- **Request**: Determine which lines contain the word "your", then copy those lines.

- **Provided material**:
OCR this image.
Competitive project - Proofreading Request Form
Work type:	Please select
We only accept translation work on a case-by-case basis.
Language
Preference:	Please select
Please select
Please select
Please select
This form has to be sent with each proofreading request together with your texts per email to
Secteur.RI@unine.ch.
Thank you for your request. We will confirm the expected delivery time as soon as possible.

- **Answer**:
This form has to be sent with each proofreading request together with your texts per email to
Thank you for your request. We will confirm the expected delivery time as soon as possible.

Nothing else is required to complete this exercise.